EXERCISE DETAILS:
Your task is to give the listing below back word for word, pictures excluded.

SUPPLIED DATA:
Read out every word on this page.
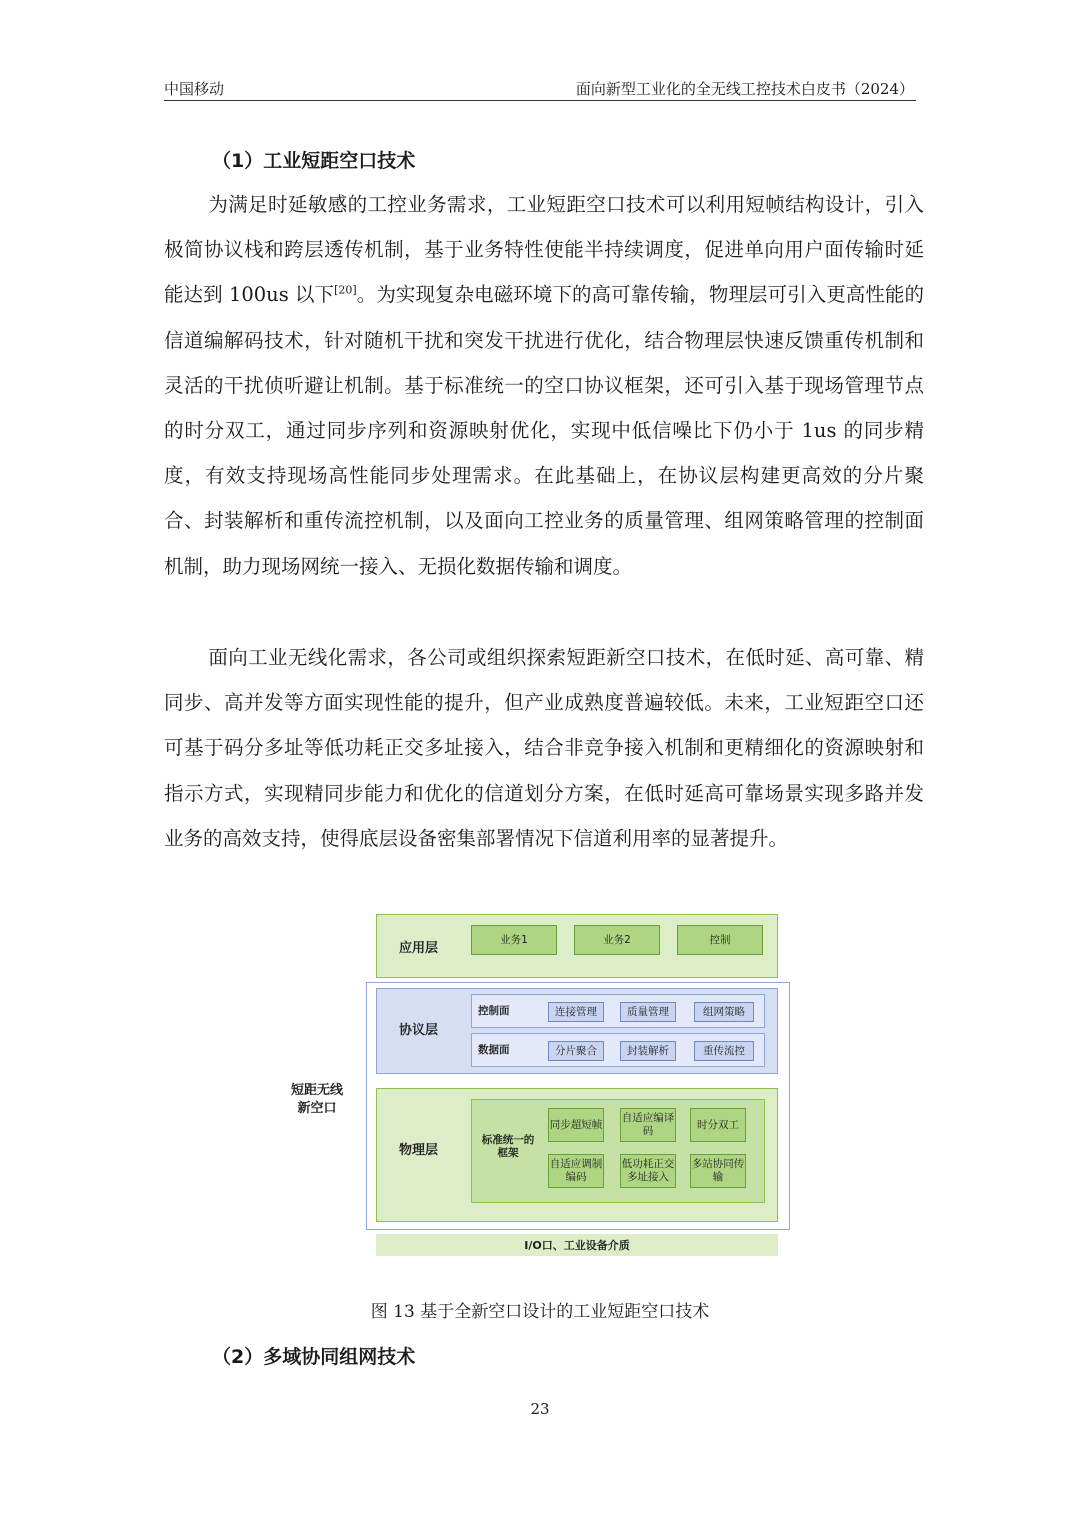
中国移动	面向新型工业化的全无线工控技术白皮书（2024）
（1）工业短距空口技术
为满足时延敏感的工控业务需求，工业短距空口技术可以利用短帧结构设计，引入极简协议栈和跨层透传机制，基于业务特性使能半持续调度，促进单向用户面传输时延能达到 100us 以下[20]。为实现复杂电磁环境下的高可靠传输，物理层可引入更高性能的信道编解码技术，针对随机干扰和突发干扰进行优化，结合物理层快速反馈重传机制和灵活的干扰侦听避让机制。基于标准统一的空口协议框架，还可引入基于现场管理节点的时分双工，通过同步序列和资源映射优化，实现中低信噪比下仍小于 1us 的同步精度，有效支持现场高性能同步处理需求。在此基础上，在协议层构建更高效的分片聚合、封装解析和重传流控机制，以及面向工控业务的质量管理、组网策略管理的控制面机制，助力现场网统一接入、无损化数据传输和调度。
面向工业无线化需求，各公司或组织探索短距新空口技术，在低时延、高可靠、精同步、高并发等方面实现性能的提升，但产业成熟度普遍较低。未来，工业短距空口还可基于码分多址等低功耗正交多址接入，结合非竞争接入机制和更精细化的资源映射和指示方式，实现精同步能力和优化的信道划分方案，在低时延高可靠场景实现多路并发业务的高效支持，使得底层设备密集部署情况下信道利用率的显著提升。
应用层
业务1	业务2	控制
协议层
控制面	连接管理	质量管理	组网策略
数据面	分片聚合	封装解析	重传流控
短距无线
新空口
物理层
标准统一的框架
同步超短帧
自适应编译码
时分双工
自适应调制编码
低功耗正交多址接入
多站协同传输
I/O口、工业设备介质
图 13 基于全新空口设计的工业短距空口技术
（2）多域协同组网技术
23
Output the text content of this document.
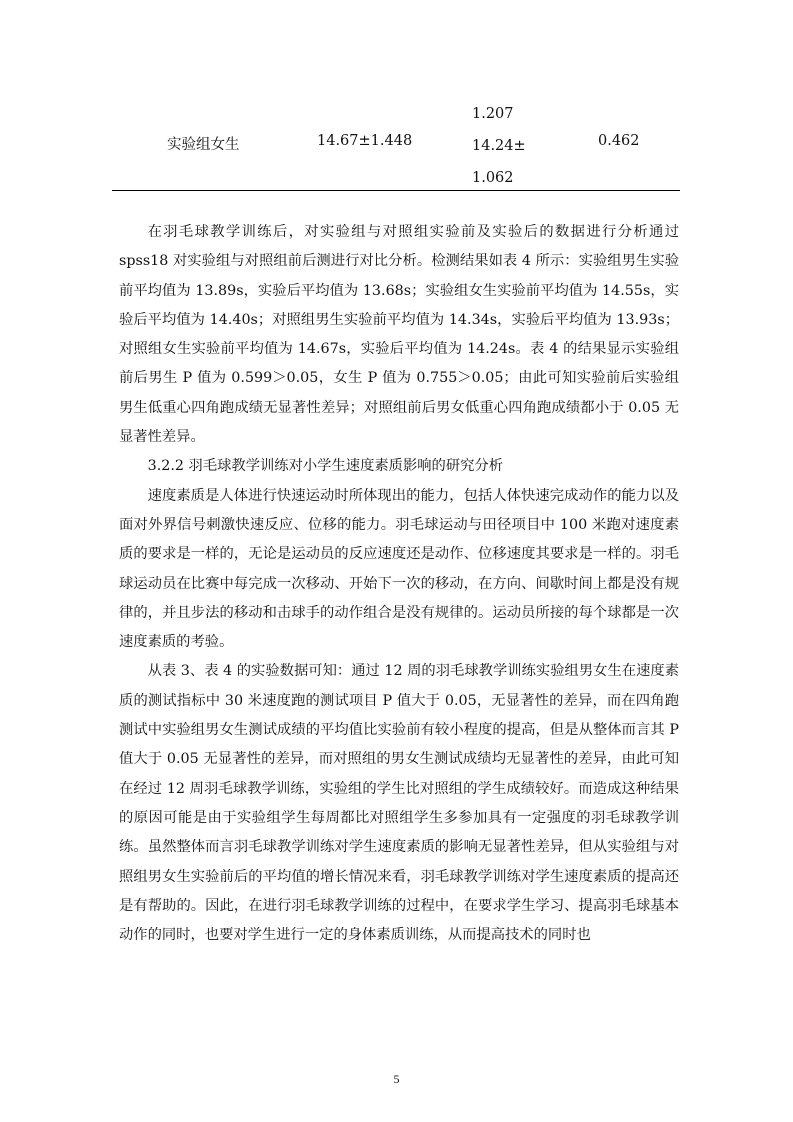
实验组女生	14.67±1.448
1.207
14.24±
1.062
0.462

在羽毛球教学训练后，对实验组与对照组实验前及实验后的数据进行分析通过 spss18 对实验组与对照组前后测进行对比分析。检测结果如表 4 所示：实验组男生实验前平均值为 13.89s，实验后平均值为 13.68s；实验组女生实验前平均值为 14.55s，实验后平均值为 14.40s；对照组男生实验前平均值为 14.34s，实验后平均值为 13.93s；对照组女生实验前平均值为 14.67s，实验后平均值为 14.24s。表 4 的结果显示实验组前后男生 P 值为 0.599＞0.05，女生 P 值为 0.755＞0.05；由此可知实验前后实验组男生低重心四角跑成绩无显著性差异；对照组前后男女低重心四角跑成绩都小于 0.05 无显著性差异。

3.2.2 羽毛球教学训练对小学生速度素质影响的研究分析

速度素质是人体进行快速运动时所体现出的能力，包括人体快速完成动作的能力以及面对外界信号刺激快速反应、位移的能力。羽毛球运动与田径项目中 100 米跑对速度素质的要求是一样的，无论是运动员的反应速度还是动作、位移速度其要求是一样的。羽毛球运动员在比赛中每完成一次移动、开始下一次的移动，在方向、间歇时间上都是没有规律的，并且步法的移动和击球手的动作组合是没有规律的。运动员所接的每个球都是一次速度素质的考验。

从表 3、表 4 的实验数据可知：通过 12 周的羽毛球教学训练实验组男女生在速度素质的测试指标中 30 米速度跑的测试项目 P 值大于 0.05，无显著性的差异，而在四角跑测试中实验组男女生测试成绩的平均值比实验前有较小程度的提高，但是从整体而言其 P 值大于 0.05 无显著性的差异，而对照组的男女生测试成绩均无显著性的差异，由此可知在经过 12 周羽毛球教学训练，实验组的学生比对照组的学生成绩较好。而造成这种结果的原因可能是由于实验组学生每周都比对照组学生多参加具有一定强度的羽毛球教学训练。虽然整体而言羽毛球教学训练对学生速度素质的影响无显著性差异，但从实验组与对照组男女生实验前后的平均值的增长情况来看，羽毛球教学训练对学生速度素质的提高还是有帮助的。因此，在进行羽毛球教学训练的过程中，在要求学生学习、提高羽毛球基本动作的同时，也要对学生进行一定的身体素质训练，从而提高技术的同时也

5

WRITTEN SOLUTION:
Read out every word on this page.
中国移动	面向新型工业化的全无线工控技术白皮书（2024）
（1）工业短距空口技术
为满足时延敏感的工控业务需求，工业短距空口技术可以利用短帧结构设计，引入极简协议栈和跨层透传机制，基于业务特性使能半持续调度，促进单向用户面传输时延能达到 100us 以下[20]。为实现复杂电磁环境下的高可靠传输，物理层可引入更高性能的信道编解码技术，针对随机干扰和突发干扰进行优化，结合物理层快速反馈重传机制和灵活的干扰侦听避让机制。基于标准统一的空口协议框架，还可引入基于现场管理节点的时分双工，通过同步序列和资源映射优化，实现中低信噪比下仍小于 1us 的同步精度，有效支持现场高性能同步处理需求。在此基础上，在协议层构建更高效的分片聚合、封装解析和重传流控机制，以及面向工控业务的质量管理、组网策略管理的控制面机制，助力现场网统一接入、无损化数据传输和调度。
面向工业无线化需求，各公司或组织探索短距新空口技术，在低时延、高可靠、精同步、高并发等方面实现性能的提升，但产业成熟度普遍较低。未来，工业短距空口还可基于码分多址等低功耗正交多址接入，结合非竞争接入机制和更精细化的资源映射和指示方式，实现精同步能力和优化的信道划分方案，在低时延高可靠场景实现多路并发业务的高效支持，使得底层设备密集部署情况下信道利用率的显著提升。
应用层
业务1	业务2	控制
协议层
控制面	连接管理	质量管理	组网策略
数据面	分片聚合	封装解析	重传流控
短距无线
新空口
物理层
标准统一的框架
同步超短帧
自适应编译码
时分双工
自适应调制编码
低功耗正交多址接入
多站协同传输
I/O口、工业设备介质
图 13 基于全新空口设计的工业短距空口技术
（2）多域协同组网技术
23
Output the text content of this document.
实验组女生	14.67±1.448
1.207
14.24±
1.062
0.462

在羽毛球教学训练后，对实验组与对照组实验前及实验后的数据进行分析通过 spss18 对实验组与对照组前后测进行对比分析。检测结果如表 4 所示：实验组男生实验前平均值为 13.89s，实验后平均值为 13.68s；实验组女生实验前平均值为 14.55s，实验后平均值为 14.40s；对照组男生实验前平均值为 14.34s，实验后平均值为 13.93s；对照组女生实验前平均值为 14.67s，实验后平均值为 14.24s。表 4 的结果显示实验组前后男生 P 值为 0.599＞0.05，女生 P 值为 0.755＞0.05；由此可知实验前后实验组男生低重心四角跑成绩无显著性差异；对照组前后男女低重心四角跑成绩都小于 0.05 无显著性差异。

3.2.2 羽毛球教学训练对小学生速度素质影响的研究分析

速度素质是人体进行快速运动时所体现出的能力，包括人体快速完成动作的能力以及面对外界信号刺激快速反应、位移的能力。羽毛球运动与田径项目中 100 米跑对速度素质的要求是一样的，无论是运动员的反应速度还是动作、位移速度其要求是一样的。羽毛球运动员在比赛中每完成一次移动、开始下一次的移动，在方向、间歇时间上都是没有规律的，并且步法的移动和击球手的动作组合是没有规律的。运动员所接的每个球都是一次速度素质的考验。

从表 3、表 4 的实验数据可知：通过 12 周的羽毛球教学训练实验组男女生在速度素质的测试指标中 30 米速度跑的测试项目 P 值大于 0.05，无显著性的差异，而在四角跑测试中实验组男女生测试成绩的平均值比实验前有较小程度的提高，但是从整体而言其 P 值大于 0.05 无显著性的差异，而对照组的男女生测试成绩均无显著性的差异，由此可知在经过 12 周羽毛球教学训练，实验组的学生比对照组的学生成绩较好。而造成这种结果的原因可能是由于实验组学生每周都比对照组学生多参加具有一定强度的羽毛球教学训练。虽然整体而言羽毛球教学训练对学生速度素质的影响无显著性差异，但从实验组与对照组男女生实验前后的平均值的增长情况来看，羽毛球教学训练对学生速度素质的提高还是有帮助的。因此，在进行羽毛球教学训练的过程中，在要求学生学习、提高羽毛球基本动作的同时，也要对学生进行一定的身体素质训练，从而提高技术的同时也

5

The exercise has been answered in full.